+++ RECORDS FOR THE TASK +++

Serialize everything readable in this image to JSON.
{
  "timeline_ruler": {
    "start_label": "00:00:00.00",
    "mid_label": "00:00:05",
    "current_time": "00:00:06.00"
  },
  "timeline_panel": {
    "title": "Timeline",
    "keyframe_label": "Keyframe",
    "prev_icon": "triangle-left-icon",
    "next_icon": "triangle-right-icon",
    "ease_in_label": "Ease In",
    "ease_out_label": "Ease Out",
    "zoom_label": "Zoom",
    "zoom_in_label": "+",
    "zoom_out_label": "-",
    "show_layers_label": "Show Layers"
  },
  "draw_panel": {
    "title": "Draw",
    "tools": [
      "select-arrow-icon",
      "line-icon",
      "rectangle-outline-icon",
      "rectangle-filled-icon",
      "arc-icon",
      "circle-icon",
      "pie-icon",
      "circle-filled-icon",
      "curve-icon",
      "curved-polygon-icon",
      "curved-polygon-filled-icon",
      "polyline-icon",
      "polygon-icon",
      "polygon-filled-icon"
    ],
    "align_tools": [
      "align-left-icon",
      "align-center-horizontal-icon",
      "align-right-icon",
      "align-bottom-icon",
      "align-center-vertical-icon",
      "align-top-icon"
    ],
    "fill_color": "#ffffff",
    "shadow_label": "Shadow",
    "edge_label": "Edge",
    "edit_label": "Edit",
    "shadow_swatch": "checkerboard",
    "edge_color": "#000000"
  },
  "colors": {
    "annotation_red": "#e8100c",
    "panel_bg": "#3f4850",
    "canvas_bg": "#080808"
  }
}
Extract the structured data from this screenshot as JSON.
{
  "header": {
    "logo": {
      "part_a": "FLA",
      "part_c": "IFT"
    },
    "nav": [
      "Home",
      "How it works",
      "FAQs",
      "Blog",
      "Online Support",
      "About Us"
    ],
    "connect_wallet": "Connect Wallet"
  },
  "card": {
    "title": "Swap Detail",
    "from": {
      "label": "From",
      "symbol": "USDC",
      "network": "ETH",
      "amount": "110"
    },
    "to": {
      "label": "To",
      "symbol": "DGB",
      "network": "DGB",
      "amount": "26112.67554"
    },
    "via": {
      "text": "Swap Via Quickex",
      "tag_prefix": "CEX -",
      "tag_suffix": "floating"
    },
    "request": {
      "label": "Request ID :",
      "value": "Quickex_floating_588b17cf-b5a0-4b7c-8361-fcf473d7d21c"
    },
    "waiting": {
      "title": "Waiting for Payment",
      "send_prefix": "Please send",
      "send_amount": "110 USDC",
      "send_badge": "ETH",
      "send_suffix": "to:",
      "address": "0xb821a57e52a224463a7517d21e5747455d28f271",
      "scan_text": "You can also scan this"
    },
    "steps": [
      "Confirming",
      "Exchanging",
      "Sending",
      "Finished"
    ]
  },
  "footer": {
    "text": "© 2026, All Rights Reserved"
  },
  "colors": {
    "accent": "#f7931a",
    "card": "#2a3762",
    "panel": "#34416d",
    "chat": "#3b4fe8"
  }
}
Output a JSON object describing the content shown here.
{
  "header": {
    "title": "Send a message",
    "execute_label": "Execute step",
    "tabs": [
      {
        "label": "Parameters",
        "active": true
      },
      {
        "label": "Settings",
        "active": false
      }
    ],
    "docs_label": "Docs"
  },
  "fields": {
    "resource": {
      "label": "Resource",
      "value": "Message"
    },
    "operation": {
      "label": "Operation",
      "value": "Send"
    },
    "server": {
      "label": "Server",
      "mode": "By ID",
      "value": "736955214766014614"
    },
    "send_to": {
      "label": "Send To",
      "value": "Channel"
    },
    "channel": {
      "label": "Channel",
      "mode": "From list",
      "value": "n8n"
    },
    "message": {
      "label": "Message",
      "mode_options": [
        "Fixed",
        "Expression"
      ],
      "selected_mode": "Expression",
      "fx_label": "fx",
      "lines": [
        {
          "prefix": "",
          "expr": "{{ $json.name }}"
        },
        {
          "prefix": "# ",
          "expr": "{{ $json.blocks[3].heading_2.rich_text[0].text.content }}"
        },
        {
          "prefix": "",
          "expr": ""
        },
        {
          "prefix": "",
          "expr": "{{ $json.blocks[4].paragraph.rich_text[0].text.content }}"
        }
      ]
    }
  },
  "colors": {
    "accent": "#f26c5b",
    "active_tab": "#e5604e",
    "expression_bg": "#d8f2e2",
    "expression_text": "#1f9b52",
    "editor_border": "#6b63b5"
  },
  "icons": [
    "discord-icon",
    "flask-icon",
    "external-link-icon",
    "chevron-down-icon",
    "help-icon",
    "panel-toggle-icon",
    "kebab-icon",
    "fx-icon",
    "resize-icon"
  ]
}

+++

Copy every record exactly, with nothing added or dropped.

Serialize everything readable in this image to JSON.
{
  "timeline_ruler": {
    "start_label": "00:00:00.00",
    "mid_label": "00:00:05",
    "current_time": "00:00:06.00"
  },
  "timeline_panel": {
    "title": "Timeline",
    "keyframe_label": "Keyframe",
    "prev_icon": "triangle-left-icon",
    "next_icon": "triangle-right-icon",
    "ease_in_label": "Ease In",
    "ease_out_label": "Ease Out",
    "zoom_label": "Zoom",
    "zoom_in_label": "+",
    "zoom_out_label": "-",
    "show_layers_label": "Show Layers"
  },
  "draw_panel": {
    "title": "Draw",
    "tools": [
      "select-arrow-icon",
      "line-icon",
      "rectangle-outline-icon",
      "rectangle-filled-icon",
      "arc-icon",
      "circle-icon",
      "pie-icon",
      "circle-filled-icon",
      "curve-icon",
      "curved-polygon-icon",
      "curved-polygon-filled-icon",
      "polyline-icon",
      "polygon-icon",
      "polygon-filled-icon"
    ],
    "align_tools": [
      "align-left-icon",
      "align-center-horizontal-icon",
      "align-right-icon",
      "align-bottom-icon",
      "align-center-vertical-icon",
      "align-top-icon"
    ],
    "fill_color": "#ffffff",
    "shadow_label": "Shadow",
    "edge_label": "Edge",
    "edit_label": "Edit",
    "shadow_swatch": "checkerboard",
    "edge_color": "#000000"
  },
  "colors": {
    "annotation_red": "#e8100c",
    "panel_bg": "#3f4850",
    "canvas_bg": "#080808"
  }
}
Extract the structured data from this screenshot as JSON.
{
  "header": {
    "logo": {
      "part_a": "FLA",
      "part_c": "IFT"
    },
    "nav": [
      "Home",
      "How it works",
      "FAQs",
      "Blog",
      "Online Support",
      "About Us"
    ],
    "connect_wallet": "Connect Wallet"
  },
  "card": {
    "title": "Swap Detail",
    "from": {
      "label": "From",
      "symbol": "USDC",
      "network": "ETH",
      "amount": "110"
    },
    "to": {
      "label": "To",
      "symbol": "DGB",
      "network": "DGB",
      "amount": "26112.67554"
    },
    "via": {
      "text": "Swap Via Quickex",
      "tag_prefix": "CEX -",
      "tag_suffix": "floating"
    },
    "request": {
      "label": "Request ID :",
      "value": "Quickex_floating_588b17cf-b5a0-4b7c-8361-fcf473d7d21c"
    },
    "waiting": {
      "title": "Waiting for Payment",
      "send_prefix": "Please send",
      "send_amount": "110 USDC",
      "send_badge": "ETH",
      "send_suffix": "to:",
      "address": "0xb821a57e52a224463a7517d21e5747455d28f271",
      "scan_text": "You can also scan this"
    },
    "steps": [
      "Confirming",
      "Exchanging",
      "Sending",
      "Finished"
    ]
  },
  "footer": {
    "text": "© 2026, All Rights Reserved"
  },
  "colors": {
    "accent": "#f7931a",
    "card": "#2a3762",
    "panel": "#34416d",
    "chat": "#3b4fe8"
  }
}
Output a JSON object describing the content shown here.
{
  "header": {
    "title": "Send a message",
    "execute_label": "Execute step",
    "tabs": [
      {
        "label": "Parameters",
        "active": true
      },
      {
        "label": "Settings",
        "active": false
      }
    ],
    "docs_label": "Docs"
  },
  "fields": {
    "resource": {
      "label": "Resource",
      "value": "Message"
    },
    "operation": {
      "label": "Operation",
      "value": "Send"
    },
    "server": {
      "label": "Server",
      "mode": "By ID",
      "value": "736955214766014614"
    },
    "send_to": {
      "label": "Send To",
      "value": "Channel"
    },
    "channel": {
      "label": "Channel",
      "mode": "From list",
      "value": "n8n"
    },
    "message": {
      "label": "Message",
      "mode_options": [
        "Fixed",
        "Expression"
      ],
      "selected_mode": "Expression",
      "fx_label": "fx",
      "lines": [
        {
          "prefix": "",
          "expr": "{{ $json.name }}"
        },
        {
          "prefix": "# ",
          "expr": "{{ $json.blocks[3].heading_2.rich_text[0].text.content }}"
        },
        {
          "prefix": "",
          "expr": ""
        },
        {
          "prefix": "",
          "expr": "{{ $json.blocks[4].paragraph.rich_text[0].text.content }}"
        }
      ]
    }
  },
  "colors": {
    "accent": "#f26c5b",
    "active_tab": "#e5604e",
    "expression_bg": "#d8f2e2",
    "expression_text": "#1f9b52",
    "editor_border": "#6b63b5"
  },
  "icons": [
    "discord-icon",
    "flask-icon",
    "external-link-icon",
    "chevron-down-icon",
    "help-icon",
    "panel-toggle-icon",
    "kebab-icon",
    "fx-icon",
    "resize-icon"
  ]
}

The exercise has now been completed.